[Task brief]: Check every line below for the string "នយកច", and copy the lines that contain it.

[Given information]:
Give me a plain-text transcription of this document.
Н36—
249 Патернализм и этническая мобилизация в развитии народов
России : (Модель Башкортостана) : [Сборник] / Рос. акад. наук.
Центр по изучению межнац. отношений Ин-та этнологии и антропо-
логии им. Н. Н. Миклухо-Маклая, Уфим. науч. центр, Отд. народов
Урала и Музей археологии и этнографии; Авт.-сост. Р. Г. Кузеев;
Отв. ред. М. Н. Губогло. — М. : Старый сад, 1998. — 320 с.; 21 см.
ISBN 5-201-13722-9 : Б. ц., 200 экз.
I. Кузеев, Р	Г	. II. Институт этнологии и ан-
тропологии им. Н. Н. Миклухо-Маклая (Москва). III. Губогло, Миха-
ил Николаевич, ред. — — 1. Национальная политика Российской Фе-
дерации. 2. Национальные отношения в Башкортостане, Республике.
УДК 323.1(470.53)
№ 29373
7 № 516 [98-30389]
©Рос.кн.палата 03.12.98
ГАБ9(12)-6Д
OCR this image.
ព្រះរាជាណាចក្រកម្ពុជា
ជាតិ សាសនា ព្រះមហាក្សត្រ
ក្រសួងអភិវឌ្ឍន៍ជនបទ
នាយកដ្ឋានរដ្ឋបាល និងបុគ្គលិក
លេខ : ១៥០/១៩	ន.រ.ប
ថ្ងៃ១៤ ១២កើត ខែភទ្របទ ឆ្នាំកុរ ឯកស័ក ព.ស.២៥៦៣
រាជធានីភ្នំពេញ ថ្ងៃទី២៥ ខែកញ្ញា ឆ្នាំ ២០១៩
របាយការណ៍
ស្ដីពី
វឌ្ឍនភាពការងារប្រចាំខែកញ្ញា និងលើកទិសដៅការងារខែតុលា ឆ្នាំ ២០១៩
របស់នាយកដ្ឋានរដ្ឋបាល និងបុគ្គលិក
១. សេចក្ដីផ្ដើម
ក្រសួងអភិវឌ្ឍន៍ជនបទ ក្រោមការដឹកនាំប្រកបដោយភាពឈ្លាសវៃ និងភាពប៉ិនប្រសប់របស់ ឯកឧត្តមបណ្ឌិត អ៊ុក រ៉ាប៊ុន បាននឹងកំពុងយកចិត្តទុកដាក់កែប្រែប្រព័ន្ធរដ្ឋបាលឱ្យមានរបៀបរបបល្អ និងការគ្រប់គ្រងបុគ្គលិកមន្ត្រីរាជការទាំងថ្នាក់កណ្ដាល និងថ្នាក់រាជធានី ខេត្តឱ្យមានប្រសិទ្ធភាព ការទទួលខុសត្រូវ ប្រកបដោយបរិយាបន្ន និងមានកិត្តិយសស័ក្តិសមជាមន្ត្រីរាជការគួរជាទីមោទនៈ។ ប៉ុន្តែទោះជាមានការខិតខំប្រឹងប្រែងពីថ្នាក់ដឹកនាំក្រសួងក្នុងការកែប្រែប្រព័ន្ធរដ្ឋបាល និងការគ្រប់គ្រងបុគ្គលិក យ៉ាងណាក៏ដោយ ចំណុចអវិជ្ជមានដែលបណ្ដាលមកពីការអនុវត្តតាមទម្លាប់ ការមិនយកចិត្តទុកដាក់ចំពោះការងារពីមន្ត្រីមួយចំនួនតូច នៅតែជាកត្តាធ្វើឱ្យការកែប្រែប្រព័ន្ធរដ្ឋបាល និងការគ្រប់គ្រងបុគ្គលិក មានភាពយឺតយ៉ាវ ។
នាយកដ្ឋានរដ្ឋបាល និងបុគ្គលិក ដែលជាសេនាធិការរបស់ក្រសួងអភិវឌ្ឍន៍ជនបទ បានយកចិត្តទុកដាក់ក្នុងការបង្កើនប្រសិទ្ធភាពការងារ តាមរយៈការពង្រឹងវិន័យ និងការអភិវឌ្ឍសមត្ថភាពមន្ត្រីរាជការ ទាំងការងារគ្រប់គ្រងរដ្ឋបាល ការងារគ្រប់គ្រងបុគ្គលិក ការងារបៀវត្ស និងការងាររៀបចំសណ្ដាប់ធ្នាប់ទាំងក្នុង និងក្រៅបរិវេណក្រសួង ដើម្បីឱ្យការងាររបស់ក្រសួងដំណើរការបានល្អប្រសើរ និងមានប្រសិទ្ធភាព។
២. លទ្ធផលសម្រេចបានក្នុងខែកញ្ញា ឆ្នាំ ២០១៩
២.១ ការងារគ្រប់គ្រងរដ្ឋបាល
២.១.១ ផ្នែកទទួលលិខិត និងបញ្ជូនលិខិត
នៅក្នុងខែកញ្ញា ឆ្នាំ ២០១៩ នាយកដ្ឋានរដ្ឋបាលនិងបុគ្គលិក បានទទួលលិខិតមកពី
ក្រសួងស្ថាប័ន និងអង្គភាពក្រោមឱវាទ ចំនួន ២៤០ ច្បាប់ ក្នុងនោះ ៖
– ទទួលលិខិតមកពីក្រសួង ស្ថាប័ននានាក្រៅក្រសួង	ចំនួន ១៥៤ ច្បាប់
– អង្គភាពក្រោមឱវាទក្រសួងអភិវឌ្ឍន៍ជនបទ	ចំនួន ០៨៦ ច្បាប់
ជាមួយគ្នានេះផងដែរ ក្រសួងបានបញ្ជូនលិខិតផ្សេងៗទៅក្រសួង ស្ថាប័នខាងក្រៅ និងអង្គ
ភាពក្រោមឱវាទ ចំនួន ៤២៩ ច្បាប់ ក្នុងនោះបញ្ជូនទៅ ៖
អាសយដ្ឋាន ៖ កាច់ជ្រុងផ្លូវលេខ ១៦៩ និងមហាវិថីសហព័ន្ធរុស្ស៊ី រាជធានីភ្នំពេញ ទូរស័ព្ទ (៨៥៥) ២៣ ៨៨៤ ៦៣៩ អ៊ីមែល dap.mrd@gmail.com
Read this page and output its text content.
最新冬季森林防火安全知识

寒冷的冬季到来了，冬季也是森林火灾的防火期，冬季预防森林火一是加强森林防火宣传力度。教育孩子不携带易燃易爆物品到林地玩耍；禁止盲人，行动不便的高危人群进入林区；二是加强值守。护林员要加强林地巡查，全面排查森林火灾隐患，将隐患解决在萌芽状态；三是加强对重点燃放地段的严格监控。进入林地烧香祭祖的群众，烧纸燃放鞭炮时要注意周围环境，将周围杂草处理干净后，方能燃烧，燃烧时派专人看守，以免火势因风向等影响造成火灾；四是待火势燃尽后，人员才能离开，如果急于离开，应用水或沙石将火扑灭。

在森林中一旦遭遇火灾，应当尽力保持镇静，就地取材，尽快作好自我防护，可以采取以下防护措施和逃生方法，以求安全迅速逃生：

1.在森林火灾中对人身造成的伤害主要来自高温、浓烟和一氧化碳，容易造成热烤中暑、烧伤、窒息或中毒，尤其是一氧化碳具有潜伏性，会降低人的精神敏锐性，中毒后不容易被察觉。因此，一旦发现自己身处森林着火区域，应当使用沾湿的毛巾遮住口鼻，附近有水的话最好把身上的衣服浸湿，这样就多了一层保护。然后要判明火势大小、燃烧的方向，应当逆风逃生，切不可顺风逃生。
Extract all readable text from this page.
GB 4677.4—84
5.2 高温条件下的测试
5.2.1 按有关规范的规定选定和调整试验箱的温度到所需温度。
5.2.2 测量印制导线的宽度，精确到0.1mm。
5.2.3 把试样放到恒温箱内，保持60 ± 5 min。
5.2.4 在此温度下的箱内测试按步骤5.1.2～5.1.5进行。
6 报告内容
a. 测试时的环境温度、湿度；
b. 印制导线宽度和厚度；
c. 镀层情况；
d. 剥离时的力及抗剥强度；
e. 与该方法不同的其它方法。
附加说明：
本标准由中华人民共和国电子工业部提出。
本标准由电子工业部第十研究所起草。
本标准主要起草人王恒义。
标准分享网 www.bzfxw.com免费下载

[Correct response]:
ក្រសួងអភិវឌ្ឍន៍ជនបទ ក្រោមការដឹកនាំប្រកបដោយភាពឈ្លាសវៃ និងភាពប៉ិនប្រសប់របស់ ឯកឧត្តមបណ្ឌិត អ៊ុក រ៉ាប៊ុន បាននឹងកំពុងយកចិត្តទុកដាក់កែប្រែប្រព័ន្ធរដ្ឋបាលឱ្យមានរបៀបរបបល្អ និងការគ្រប់គ្រងបុគ្គលិកមន្ត្រីរាជការទាំងថ្នាក់កណ្ដាល និងថ្នាក់រាជធានី ខេត្តឱ្យមានប្រសិទ្ធភាព ការទទួលខុសត្រូវ ប្រកបដោយបរិយាបន្ន និងមានកិត្តិយសស័ក្តិសមជាមន្ត្រីរាជការគួរជាទីមោទនៈ។ ប៉ុន្តែទោះជាមានការខិតខំប្រឹងប្រែងពីថ្នាក់ដឹកនាំក្រសួងក្នុងការកែប្រែប្រព័ន្ធរដ្ឋបាល និងការគ្រប់គ្រងបុគ្គលិក យ៉ាងណាក៏ដោយ ចំណុចអវិជ្ជមានដែលបណ្ដាលមកពីការអនុវត្តតាមទម្លាប់ ការមិនយកចិត្តទុកដាក់ចំពោះការងារពីមន្ត្រីមួយចំនួនតូច នៅតែជាកត្តាធ្វើឱ្យការកែប្រែប្រព័ន្ធរដ្ឋបាល និងការគ្រប់គ្រងបុគ្គលិក មានភាពយឺតយ៉ាវ ។
នាយកដ្ឋានរដ្ឋបាល និងបុគ្គលិក ដែលជាសេនាធិការរបស់ក្រសួងអភិវឌ្ឍន៍ជនបទ បានយកចិត្តទុកដាក់ក្នុងការបង្កើនប្រសិទ្ធភាពការងារ តាមរយៈការពង្រឹងវិន័យ និងការអភិវឌ្ឍសមត្ថភាពមន្ត្រីរាជការ ទាំងការងារគ្រប់គ្រងរដ្ឋបាល ការងារគ្រប់គ្រងបុគ្គលិក ការងារបៀវត្ស និងការងាររៀបចំសណ្ដាប់ធ្នាប់ទាំងក្នុង និងក្រៅបរិវេណក្រសួង ដើម្បីឱ្យការងាររបស់ក្រសួងដំណើរការបានល្អប្រសើរ និងមានប្រសិទ្ធភាព។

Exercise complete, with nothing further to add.